▶ YOUR INSTRUCTIONS
Extract every line of the material that holds the string "label".

(Extracted data entries)
+-------+

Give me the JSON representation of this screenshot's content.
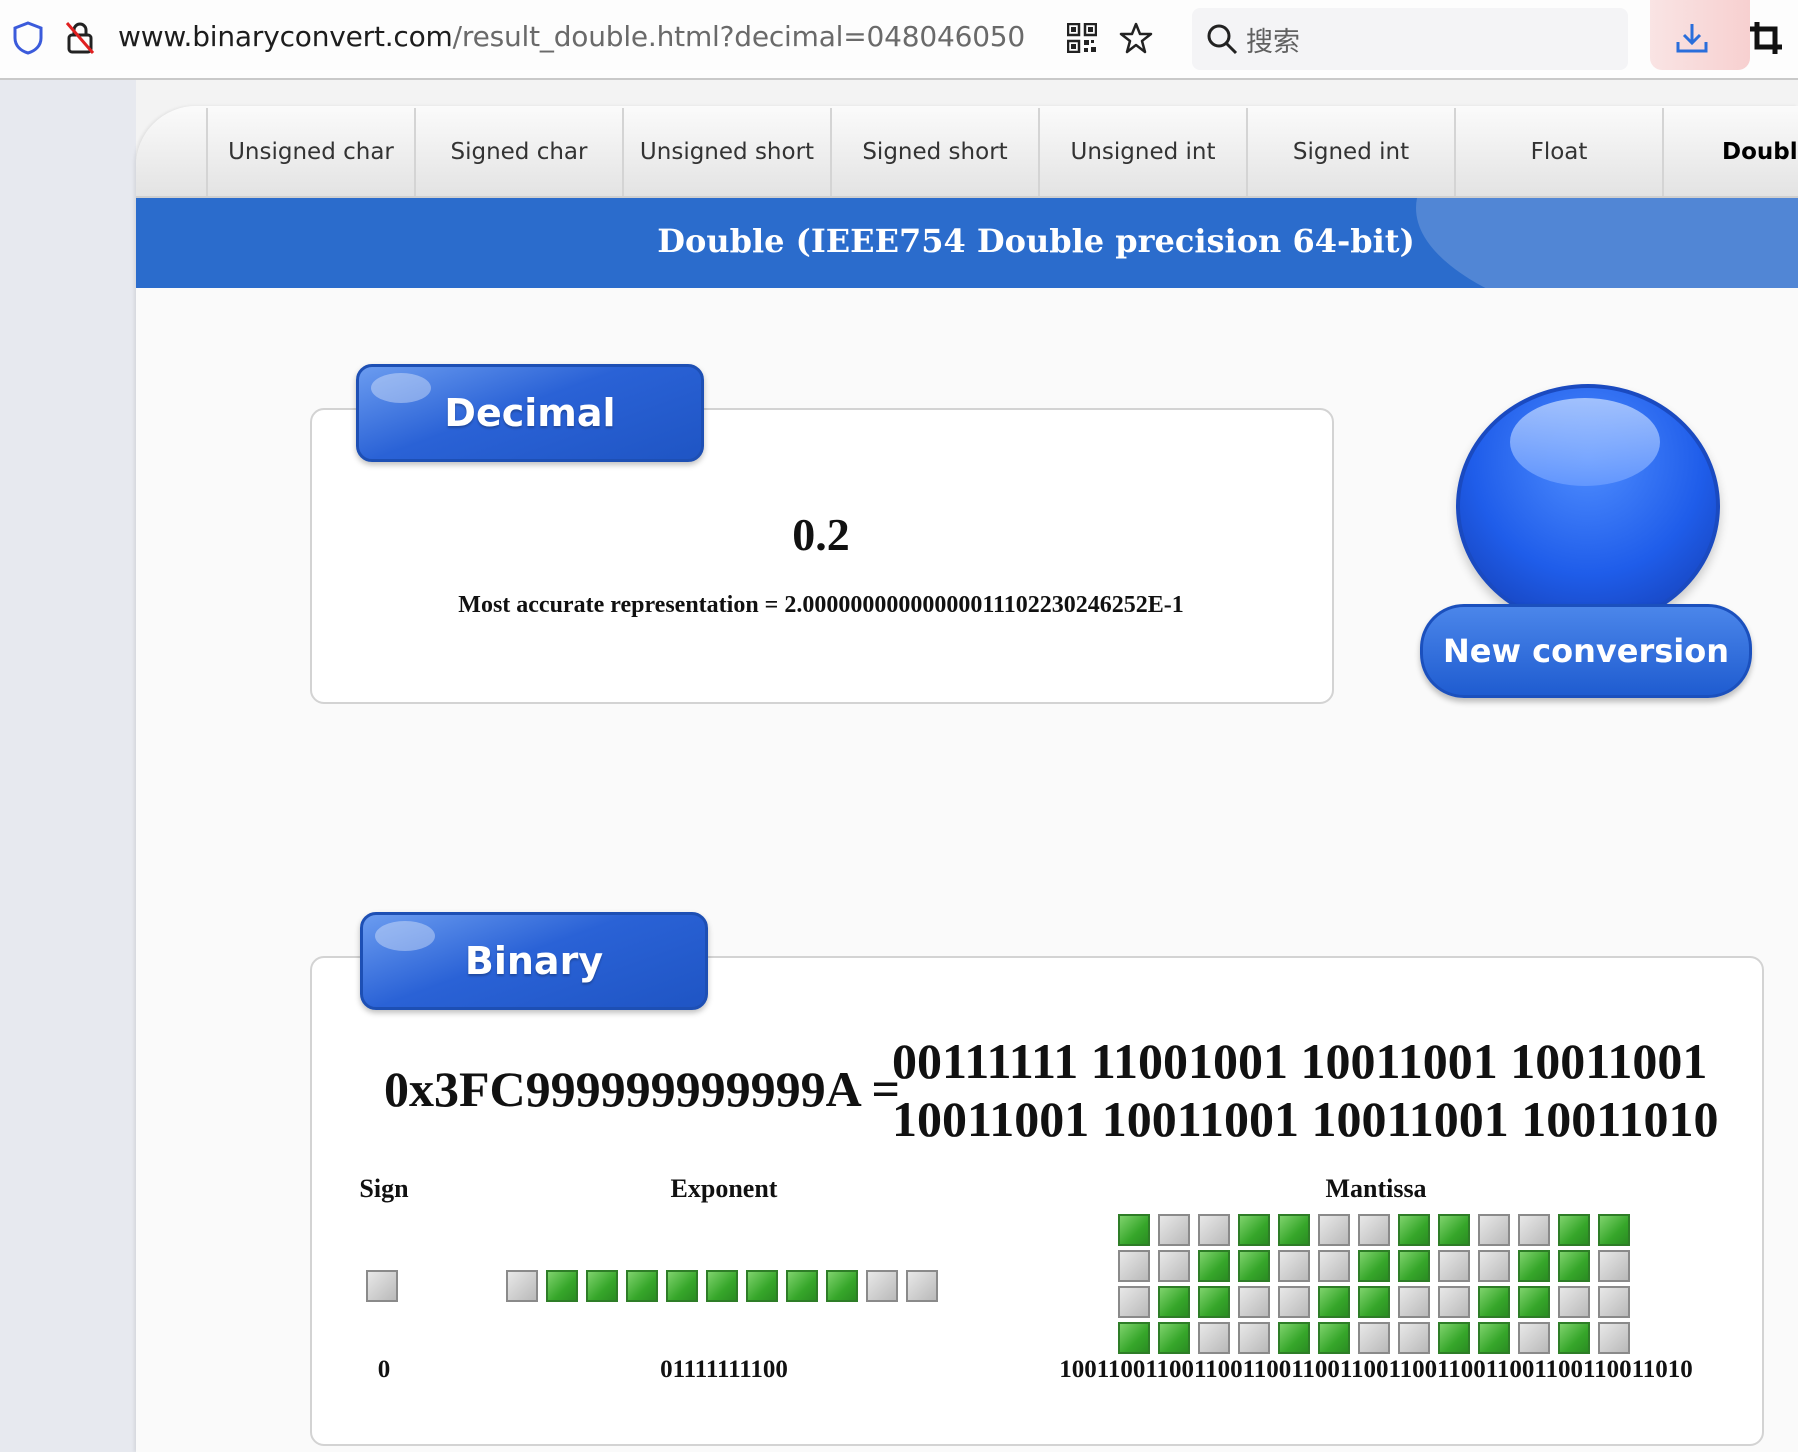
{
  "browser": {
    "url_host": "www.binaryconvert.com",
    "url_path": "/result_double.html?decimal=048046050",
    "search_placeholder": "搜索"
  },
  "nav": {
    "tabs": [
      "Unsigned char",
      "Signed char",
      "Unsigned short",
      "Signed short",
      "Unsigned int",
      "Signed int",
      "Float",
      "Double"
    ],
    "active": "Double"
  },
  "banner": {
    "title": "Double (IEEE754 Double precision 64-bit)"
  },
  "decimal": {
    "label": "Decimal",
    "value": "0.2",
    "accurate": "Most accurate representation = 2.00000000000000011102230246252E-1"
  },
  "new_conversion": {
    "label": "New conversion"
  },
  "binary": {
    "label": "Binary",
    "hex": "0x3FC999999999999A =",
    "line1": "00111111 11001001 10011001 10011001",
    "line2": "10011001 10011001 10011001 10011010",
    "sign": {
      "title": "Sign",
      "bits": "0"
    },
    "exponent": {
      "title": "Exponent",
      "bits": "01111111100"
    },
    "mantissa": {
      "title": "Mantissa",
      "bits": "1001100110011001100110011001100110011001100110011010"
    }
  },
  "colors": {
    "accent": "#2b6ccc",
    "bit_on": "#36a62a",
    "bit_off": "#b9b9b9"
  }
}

+-------+

▶ EXPECTED ANSWER
    "label": "Decimal",
    "label": "New conversion"
    "label": "Binary",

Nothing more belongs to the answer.